### Given text
☆ ☆ ☆ ☆

ML-Kurs-SS2023/slides/03_ml_intro_mva.md

241 lines
7.9 KiB
Markdown

% Introduction to Data Analysis and Machine Learning in Physics: \ 3. Machine Learning Basics, Multivariate Analysis
% Martino Borsato, Jörg Marks, Klaus Reygers
% Studierendentage, 11-14 April 2023
## Multi-variate analyses (MVA)
* General Question
\vspace{0.1cm}
There are 2 categories of distinguishable data, S and B,
described by discrete variables. What are criteria for a separation
of both samples?
* Single criteria are not sufficient to distinguish S and B
* Reduction of the variable space to probabilities for S or B
\vspace{0.1cm}
* Classification of measurements using a set of observables $(V_1,V_2,....,V_n)$
* find optimal separation conditions considering correlations
\begin{figure}
\centering
\includegraphics[width=0.8\textwidth]{figures/SandBcuts.jpeg}
\end{figure}
## Multi-variate analyses (MVA)
* Regression - in the multidimensional observable space $(V_1,V_2,....,V_n)$
a functional connection with optimal parameters is determined
\begin{figure}
\centering
\includegraphics[width=0.8\textwidth]{figures/regression.jpeg}
\end{figure}
* supervised regression: model is known
* unsupervised regression: model is unknown
* for the parameter determination Maximum likelihood fits are used
## MVA Classification in N Dimensions
For each event there are N measured variables
\begin{figure}
\centering
\includegraphics[width=0.9\textwidth]{figures/classificationVar.jpeg}
\end{figure}
:::: columns
:::: {.column width=70%}
* Search for a mathematical transformation F of the N dimensional
input space to a one dimensional output space $F(\vec V) : \mathbb{R}^N \rightarrow \mathbb{R}$
* A simple cut in F implements a complex cut in the N dimensional variable space
* Determine $F(\vec V)$ using a model and fit the parameters
::::
::::{.column width=30%}
\includegraphics[]{figures/response.jpeg}
::::
:::
## MVA Classification in N Dimensions
:::: columns
:::: {.column width=60%}
* Parameters \newline
Important measures to quantify quality \newline \newline
Efficiency: $\epsilon = \frac{N_S (F>F_0)}{N_s}$ \newline
Purity: $\pi = \frac{N_S (F>F_0)}{(N_s + N_B)(F>F_0)}$
::::
::::{.column width=40%}
\includegraphics[]{figures/response.jpeg}
::::
:::
\vspace{0.3cm}
:::: columns
:::: {.column width=60%}
* Reciever Operations Characteristics (ROC) \newline
Errors in classification \newline
\includegraphics[width=0.7\textwidth]{figures/error.jpeg}
::::
::::{.column width=40%}
\includegraphics[]{figures/roc.jpeg}
::::
:::
## MVA Classification in N Dimensions
:::: columns
:::: {.column width=60%}
* Interpretation of $F(\vec V)$
* The distributions of \textcolor{blue}{$F(\vec V|S)$} and \textcolor{red}{$F(\vec V|S)$} are interpreted as probability density functions (PDF), \textcolor{blue}{$PDF_S(F)$} and \textcolor{blue}{$PDF_B(F)$}
* For a given $F_0$ the probability for signal and background for a
given $S/B$ can be determined \newline
$P ( data = S | F)= \frac {\color {blue} {f_S \cdot PDF_S(F)}} { \color {red} {f_B \cdot PDF_B(F)} + \color {blue} {f_S \cdot PDF_S(F)} }$
::::
::::{.column width=40%}
\includegraphics[]{figures/response.jpeg}
::::
:::
\vspace{0.3cm}
* A cut in the one dimensional Variable $F(\vec V) =F_0$ and accepting all events on the right determines the signal and background efficiency (background rejection). A systematic change of $F(\vec V)$ gives the ROC curve. \newline
\definecolor{darkgreen}{RGB}{0,125,0}
* \color{darkgreen}{A cut in $F(\vec V)$ corresponds to a complex hyperplane, which can not neccessarily be described by a function.}
## Simple Cuts in Variables
* The most simple classificator to select signal events are cuts in all variables which show a separation
* The output is binary and not a probability on $S$ or $B$.

☆ ☆ ☆ ☆

### Provided data
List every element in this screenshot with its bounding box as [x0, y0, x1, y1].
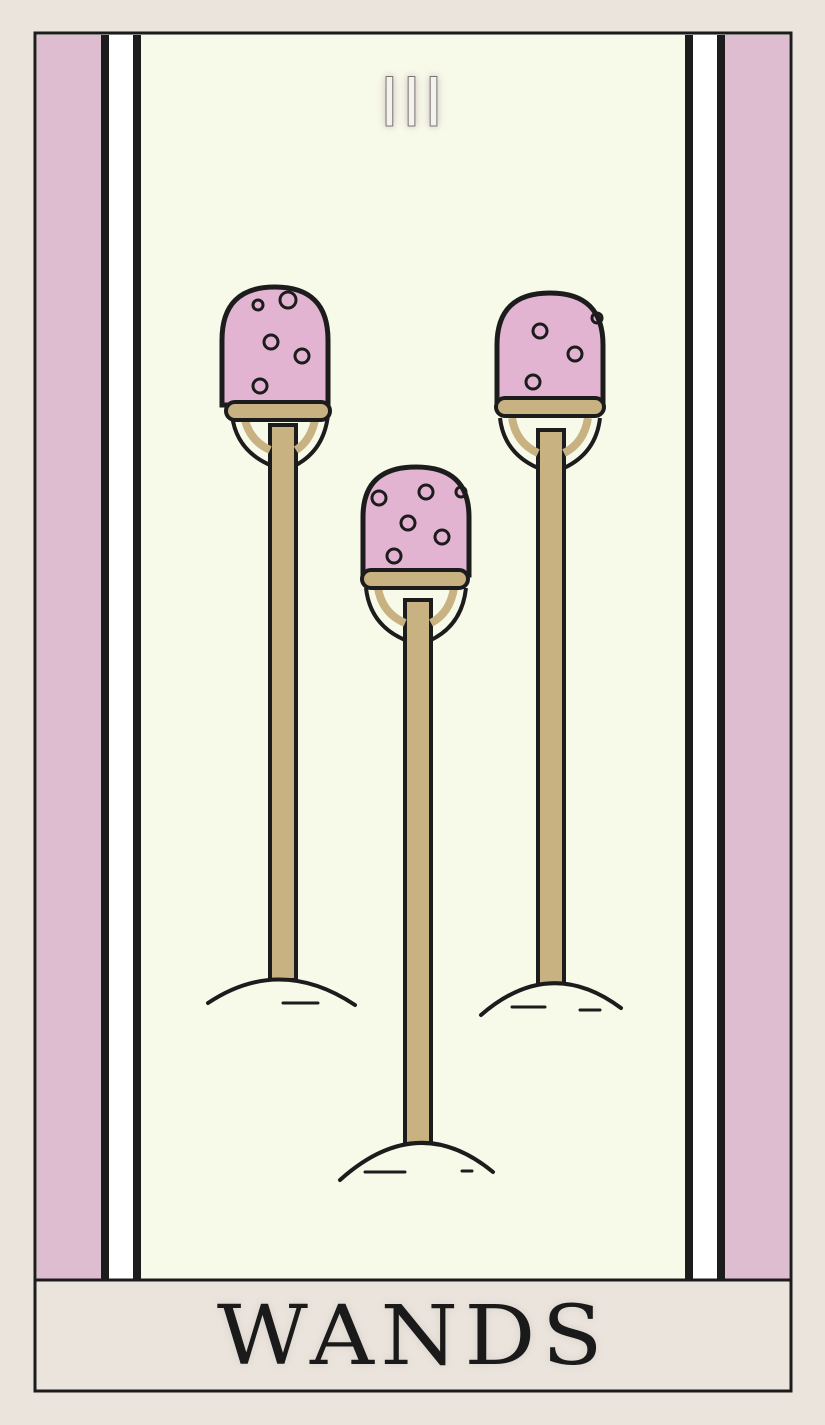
wand-right-icon — [479, 290, 623, 1017]
left-side-panel — [37, 35, 101, 1280]
wand-left-icon — [206, 284, 357, 1007]
card-suit-title: WANDS — [216, 1288, 610, 1384]
wand-center-icon — [338, 464, 495, 1182]
card-numeral: III — [379, 64, 446, 143]
right-side-panel — [725, 35, 789, 1280]
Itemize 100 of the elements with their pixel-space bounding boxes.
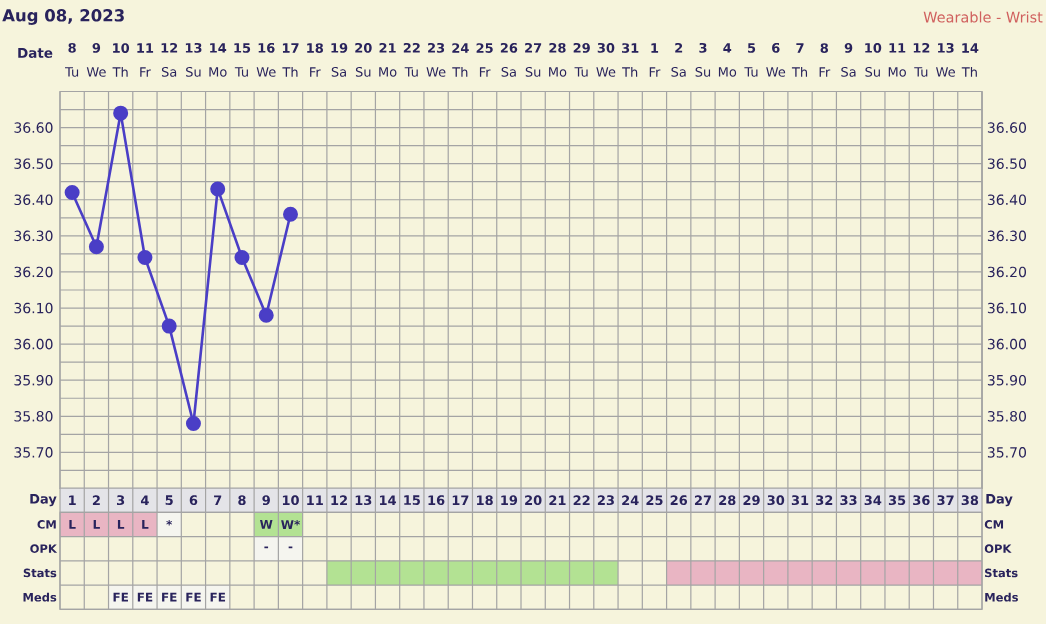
x-tick-label: 32 (816, 495, 833, 506)
x-tick-label: 6 (189, 495, 198, 506)
x-tick-label: 25 Fr (476, 43, 493, 77)
point (64, 185, 80, 201)
x-tick-label: 12 (331, 495, 347, 505)
annotation: W (259, 520, 273, 529)
x-tick-label: 37 (937, 495, 954, 506)
x-axis-title: Date (18, 47, 53, 58)
x-tick-label: 17 Th (282, 43, 299, 77)
x-tick-label: 14 (379, 495, 397, 505)
x-tick-label: 24 Th (452, 43, 469, 77)
y-tick-label: 35.90 (14, 374, 53, 386)
x-tick-label: 9 We (86, 42, 106, 77)
x-tick-label: 26 Sa (500, 42, 518, 77)
x-tick-label: 8 Tu (65, 42, 79, 77)
x-tick-label: 9 Sa (841, 42, 856, 77)
y-tick-label: 36.30 (14, 230, 53, 242)
annotation: L (93, 520, 100, 529)
point (113, 105, 129, 121)
x-tick-label: 19 Sa (331, 42, 348, 77)
y-tick-label: 36.10 (14, 302, 53, 314)
annotation: FE (162, 592, 177, 602)
x-tick-label: 28 Mo (549, 42, 567, 77)
text: Day (986, 494, 1013, 507)
annotation: FE (113, 592, 128, 602)
x-tick-label: 13 Su (185, 42, 202, 77)
y-tick-label: Meds (985, 592, 1018, 602)
x-tick-label: 22 Tu (403, 42, 420, 77)
chart-title: Aug 08, 2023 (2, 9, 124, 25)
x-tick-label: 3 Su (695, 42, 711, 77)
x-tick-label: 2 (92, 495, 100, 505)
text: Wearable - Wrist (923, 11, 1043, 23)
bar (666, 560, 983, 586)
annotation: - (264, 546, 269, 549)
y-tick-label: 36.00 (14, 338, 53, 350)
annotation: FE (186, 592, 201, 602)
x-tick-label: 27 (694, 495, 711, 505)
x-tick-label: 8 (238, 495, 246, 506)
x-tick-label: 16 (428, 495, 445, 506)
x-tick-label: 23 We (426, 42, 446, 77)
bar (326, 560, 619, 586)
x-tick-label: 14 Mo (209, 43, 227, 77)
x-tick-label: 21 (549, 495, 566, 505)
x-tick-label: 13 We (936, 42, 955, 77)
point (283, 206, 298, 222)
x-axis-title: Day (30, 494, 57, 507)
x-tick-label: 22 (573, 495, 590, 505)
annotation: - (288, 546, 293, 549)
x-tick-label: 1 Fr (649, 43, 661, 77)
x-tick-label: 9 (262, 495, 270, 506)
point (258, 307, 274, 323)
annotation: L (69, 520, 76, 529)
point (185, 416, 201, 432)
x-tick-label: 29 (743, 495, 760, 506)
x-tick-label: 30 We (596, 42, 616, 77)
x-tick-label: 21 Mo (379, 42, 397, 77)
x-tick-label: 24 (622, 495, 639, 505)
x-tick-label: 5 Tu (744, 43, 758, 77)
point (137, 250, 153, 266)
x-tick-label: 8 Fr (819, 43, 831, 77)
x-tick-label: 30 (767, 495, 785, 506)
x-tick-label: 35 (888, 495, 906, 506)
x-tick-label: 36 (913, 495, 930, 506)
x-tick-label: 12 Tu (913, 42, 930, 77)
x-tick-label: 29 Tu (573, 42, 590, 77)
annotation: FE (210, 592, 226, 602)
x-tick-label: 28 (719, 495, 736, 506)
annotation: FE (137, 592, 153, 602)
y-tick-label: 35.70 (14, 447, 53, 458)
annotation: L (142, 520, 149, 529)
y-tick-label: 36.50 (14, 158, 53, 169)
annotation: L (117, 520, 125, 529)
x-tick-label: 11 Fr (137, 43, 154, 77)
x-tick-label: 33 (840, 495, 857, 506)
x-tick-label: 15 (404, 495, 420, 506)
x-tick-label: 31 (791, 495, 809, 506)
x-tick-label: 38 (961, 495, 979, 506)
x-tick-label: 11 (307, 495, 323, 505)
x-tick-label: 17 (452, 495, 469, 505)
y-tick-label: 36.40 (14, 194, 53, 206)
x-tick-label: 20 (525, 495, 542, 506)
point (234, 250, 250, 266)
x-tick-label: 11 Mo (888, 43, 906, 77)
x-tick-label: 4 (140, 495, 149, 505)
y-tick-label: CM (984, 520, 1004, 529)
x-tick-label: 10 (282, 495, 299, 506)
x-tick-label: 18 (477, 495, 493, 506)
x-tick-label: 19 (501, 495, 518, 506)
x-tick-label: 27 Su (525, 42, 542, 77)
annotation: W* (281, 519, 301, 529)
x-tick-label: 26 (670, 495, 688, 506)
x-tick-label: 4 Mo (718, 43, 737, 77)
x-tick-label: 10 Th (112, 43, 130, 77)
point (88, 239, 104, 255)
x-tick-label: 25 (646, 495, 663, 506)
x-tick-label: 5 (165, 495, 173, 506)
y-tick-label: 36.60 (14, 122, 53, 133)
y-tick-label: 35.80 (14, 411, 53, 422)
x-tick-label: 23 (597, 495, 614, 506)
y-tick-label: Stats (985, 568, 1018, 578)
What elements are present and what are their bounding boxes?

☆ ☆ ☆ ☆

### Exercise 1
According to the MVA slides, what kind of fits are used to determine the parameters in regression?
### Exercise 2
Do these statements agree with the MVA slides? Answer yes or no for each and quote the words that decide it.
(a) In supervised regression, the model is unknown.
(b) Single criteria are enough to tell S and B apart.
(c) A simple cut in F implements a complex cut in the N dimensional variable space.
### Exercise 3
Translate this sentence from the MVA slides into Spanish: "For each event there are N measured variables"
The items are unrelated to the MVA slides.

### Task result 1
Maximum likelihood fits.

### Task result 2
(a) No: "supervised regression: model is known"
(b) No: "Single criteria are not sufficient to distinguish S and B"
(c) Yes: "A simple cut in F implements a complex cut in the N dimensional variable space"

### Task result 3
Para cada evento hay N variables medidas.